Exercise requirements: Repeat the data that follows, word for word, without the images.

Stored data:
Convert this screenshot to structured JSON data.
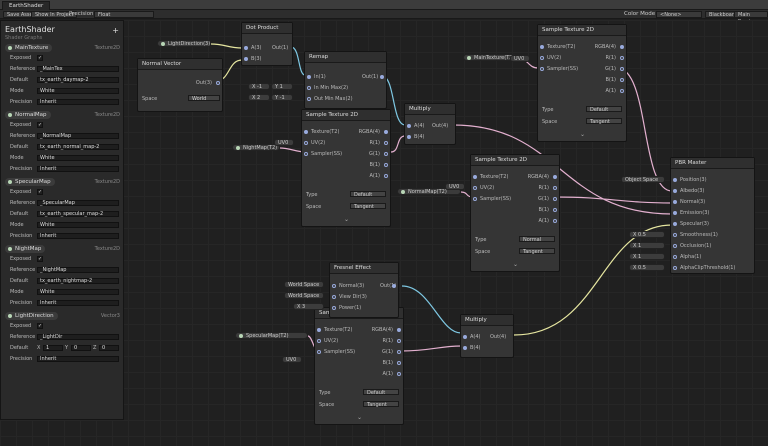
{
  "window": {
    "tab": "EarthShader"
  },
  "toolbar": {
    "save": "Save Asset",
    "show": "Show In Project",
    "precision_label": "Precision",
    "precision": "Float",
    "colormode_label": "Color Mode",
    "colormode": "<None>",
    "blackboard": "Blackboard",
    "preview": "Main Preview"
  },
  "blackboard": {
    "title": "EarthShader",
    "subtitle": "Shader Graphs",
    "props": [
      {
        "name": "MainTexture",
        "type": "Texture2D",
        "exposed": "✓",
        "reference": "_MainTex",
        "default": "tx_earth_daymap-2",
        "mode": "White",
        "precision": "Inherit"
      },
      {
        "name": "NormalMap",
        "type": "Texture2D",
        "exposed": "✓",
        "reference": "_NormalMap",
        "default": "tx_earth_normal_map-2",
        "mode": "White",
        "precision": "Inherit"
      },
      {
        "name": "SpecularMap",
        "type": "Texture2D",
        "exposed": "✓",
        "reference": "_SpecularMap",
        "default": "tx_earth_specular_map-2",
        "mode": "White",
        "precision": "Inherit"
      },
      {
        "name": "NightMap",
        "type": "Texture2D",
        "exposed": "✓",
        "reference": "_NightMap",
        "default": "tx_earth_nightmap-2",
        "mode": "White",
        "precision": "Inherit"
      }
    ],
    "light": {
      "name": "LightDirection",
      "type": "Vector3",
      "exposed": "✓",
      "reference": "_LightDir",
      "x": "1",
      "y": "0",
      "z": "0",
      "precision": "Inherit"
    },
    "labels": {
      "exposed": "Exposed",
      "reference": "Reference",
      "default": "Default",
      "mode": "Mode",
      "precision": "Precision",
      "x": "X",
      "y": "Y",
      "z": "Z"
    }
  },
  "nodes": {
    "dot": {
      "title": "Dot Product",
      "a": "A(3)",
      "b": "B(3)",
      "out": "Out(1)"
    },
    "normal": {
      "title": "Normal Vector",
      "out": "Out(3)",
      "space": "Space",
      "space_val": "World"
    },
    "remap": {
      "title": "Remap",
      "in": "In(1)",
      "inmm": "In Min Max(2)",
      "outmm": "Out Min Max(2)",
      "out": "Out(1)",
      "x1": "X  -1",
      "y1": "Y  1",
      "x2": "X  2",
      "y2": "Y  -1"
    },
    "multiply1": {
      "title": "Multiply",
      "a": "A(4)",
      "b": "B(4)",
      "out": "Out(4)"
    },
    "sample_main": {
      "title": "Sample Texture 2D",
      "tex": "Texture(T2)",
      "uv": "UV(2)",
      "ss": "Sampler(SS)",
      "rgba": "RGBA(4)",
      "r": "R(1)",
      "g": "G(1)",
      "b": "B(1)",
      "a": "A(1)",
      "type": "Type",
      "type_val": "Default",
      "space": "Space",
      "space_val": "Tangent"
    },
    "sample_night": {
      "title": "Sample Texture 2D",
      "tex": "Texture(T2)",
      "uv": "UV(2)",
      "ss": "Sampler(SS)",
      "rgba": "RGBA(4)",
      "r": "R(1)",
      "g": "G(1)",
      "b": "B(1)",
      "a": "A(1)",
      "type": "Type",
      "type_val": "Default",
      "space": "Space",
      "space_val": "Tangent"
    },
    "sample_normal": {
      "title": "Sample Texture 2D",
      "tex": "Texture(T2)",
      "uv": "UV(2)",
      "ss": "Sampler(SS)",
      "rgba": "RGBA(4)",
      "r": "R(1)",
      "g": "G(1)",
      "b": "B(1)",
      "a": "A(1)",
      "type": "Type",
      "type_val": "Normal",
      "space": "Space",
      "space_val": "Tangent"
    },
    "sample_spec": {
      "title": "Sample Texture 2D",
      "tex": "Texture(T2)",
      "uv": "UV(2)",
      "ss": "Sampler(SS)",
      "rgba": "RGBA(4)",
      "r": "R(1)",
      "g": "G(1)",
      "b": "B(1)",
      "a": "A(1)",
      "type": "Type",
      "type_val": "Default",
      "space": "Space",
      "space_val": "Tangent"
    },
    "fresnel": {
      "title": "Fresnel Effect",
      "normal": "Normal(3)",
      "view": "View Dir(3)",
      "power": "Power(1)",
      "out": "Out(1)",
      "ws1": "World Space",
      "ws2": "World Space",
      "x": "X  3"
    },
    "multiply2": {
      "title": "Multiply",
      "a": "A(4)",
      "b": "B(4)",
      "out": "Out(4)"
    },
    "pbr": {
      "title": "PBR Master",
      "ports": [
        "Position(3)",
        "Albedo(3)",
        "Normal(3)",
        "Emission(3)",
        "Specular(3)",
        "Smoothness(1)",
        "Occlusion(1)",
        "Alpha(1)",
        "AlphaClipThreshold(1)"
      ],
      "objspace": "Object Space",
      "x1": "X  0.5",
      "x2": "X  1",
      "x3": "X  1",
      "x4": "X  0.5"
    }
  },
  "props_nodes": {
    "light": "LightDirection(3)",
    "main": "MainTexture(T2)",
    "night": "NightMap(T2)",
    "normal": "NormalMap(T2)",
    "spec": "SpecularMap(T2)",
    "uv": "UV0"
  },
  "colors": {
    "canvas": "#202020",
    "node": "#353535",
    "wire_blue": "#7ec8e3",
    "wire_pink": "#e3b0cf",
    "wire_yellow": "#e6e6a0"
  }
}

The result:
Convert this screenshot to structured JSON data.
{
  "window": {
    "tab": "EarthShader"
  },
  "toolbar": {
    "save": "Save Asset",
    "show": "Show In Project",
    "precision_label": "Precision",
    "precision": "Float",
    "colormode_label": "Color Mode",
    "colormode": "<None>",
    "blackboard": "Blackboard",
    "preview": "Main Preview"
  },
  "blackboard": {
    "title": "EarthShader",
    "subtitle": "Shader Graphs",
    "props": [
      {
        "name": "MainTexture",
        "type": "Texture2D",
        "exposed": "✓",
        "reference": "_MainTex",
        "default": "tx_earth_daymap-2",
        "mode": "White",
        "precision": "Inherit"
      },
      {
        "name": "NormalMap",
        "type": "Texture2D",
        "exposed": "✓",
        "reference": "_NormalMap",
        "default": "tx_earth_normal_map-2",
        "mode": "White",
        "precision": "Inherit"
      },
      {
        "name": "SpecularMap",
        "type": "Texture2D",
        "exposed": "✓",
        "reference": "_SpecularMap",
        "default": "tx_earth_specular_map-2",
        "mode": "White",
        "precision": "Inherit"
      },
      {
        "name": "NightMap",
        "type": "Texture2D",
        "exposed": "✓",
        "reference": "_NightMap",
        "default": "tx_earth_nightmap-2",
        "mode": "White",
        "precision": "Inherit"
      }
    ],
    "light": {
      "name": "LightDirection",
      "type": "Vector3",
      "exposed": "✓",
      "reference": "_LightDir",
      "x": "1",
      "y": "0",
      "z": "0",
      "precision": "Inherit"
    },
    "labels": {
      "exposed": "Exposed",
      "reference": "Reference",
      "default": "Default",
      "mode": "Mode",
      "precision": "Precision",
      "x": "X",
      "y": "Y",
      "z": "Z"
    }
  },
  "nodes": {
    "dot": {
      "title": "Dot Product",
      "a": "A(3)",
      "b": "B(3)",
      "out": "Out(1)"
    },
    "normal": {
      "title": "Normal Vector",
      "out": "Out(3)",
      "space": "Space",
      "space_val": "World"
    },
    "remap": {
      "title": "Remap",
      "in": "In(1)",
      "inmm": "In Min Max(2)",
      "outmm": "Out Min Max(2)",
      "out": "Out(1)",
      "x1": "X  -1",
      "y1": "Y  1",
      "x2": "X  2",
      "y2": "Y  -1"
    },
    "multiply1": {
      "title": "Multiply",
      "a": "A(4)",
      "b": "B(4)",
      "out": "Out(4)"
    },
    "sample_main": {
      "title": "Sample Texture 2D",
      "tex": "Texture(T2)",
      "uv": "UV(2)",
      "ss": "Sampler(SS)",
      "rgba": "RGBA(4)",
      "r": "R(1)",
      "g": "G(1)",
      "b": "B(1)",
      "a": "A(1)",
      "type": "Type",
      "type_val": "Default",
      "space": "Space",
      "space_val": "Tangent"
    },
    "sample_night": {
      "title": "Sample Texture 2D",
      "tex": "Texture(T2)",
      "uv": "UV(2)",
      "ss": "Sampler(SS)",
      "rgba": "RGBA(4)",
      "r": "R(1)",
      "g": "G(1)",
      "b": "B(1)",
      "a": "A(1)",
      "type": "Type",
      "type_val": "Default",
      "space": "Space",
      "space_val": "Tangent"
    },
    "sample_normal": {
      "title": "Sample Texture 2D",
      "tex": "Texture(T2)",
      "uv": "UV(2)",
      "ss": "Sampler(SS)",
      "rgba": "RGBA(4)",
      "r": "R(1)",
      "g": "G(1)",
      "b": "B(1)",
      "a": "A(1)",
      "type": "Type",
      "type_val": "Normal",
      "space": "Space",
      "space_val": "Tangent"
    },
    "sample_spec": {
      "title": "Sample Texture 2D",
      "tex": "Texture(T2)",
      "uv": "UV(2)",
      "ss": "Sampler(SS)",
      "rgba": "RGBA(4)",
      "r": "R(1)",
      "g": "G(1)",
      "b": "B(1)",
      "a": "A(1)",
      "type": "Type",
      "type_val": "Default",
      "space": "Space",
      "space_val": "Tangent"
    },
    "fresnel": {
      "title": "Fresnel Effect",
      "normal": "Normal(3)",
      "view": "View Dir(3)",
      "power": "Power(1)",
      "out": "Out(1)",
      "ws1": "World Space",
      "ws2": "World Space",
      "x": "X  3"
    },
    "multiply2": {
      "title": "Multiply",
      "a": "A(4)",
      "b": "B(4)",
      "out": "Out(4)"
    },
    "pbr": {
      "title": "PBR Master",
      "ports": [
        "Position(3)",
        "Albedo(3)",
        "Normal(3)",
        "Emission(3)",
        "Specular(3)",
        "Smoothness(1)",
        "Occlusion(1)",
        "Alpha(1)",
        "AlphaClipThreshold(1)"
      ],
      "objspace": "Object Space",
      "x1": "X  0.5",
      "x2": "X  1",
      "x3": "X  1",
      "x4": "X  0.5"
    }
  },
  "props_nodes": {
    "light": "LightDirection(3)",
    "main": "MainTexture(T2)",
    "night": "NightMap(T2)",
    "normal": "NormalMap(T2)",
    "spec": "SpecularMap(T2)",
    "uv": "UV0"
  },
  "colors": {
    "canvas": "#202020",
    "node": "#353535",
    "wire_blue": "#7ec8e3",
    "wire_pink": "#e3b0cf",
    "wire_yellow": "#e6e6a0"
  }
}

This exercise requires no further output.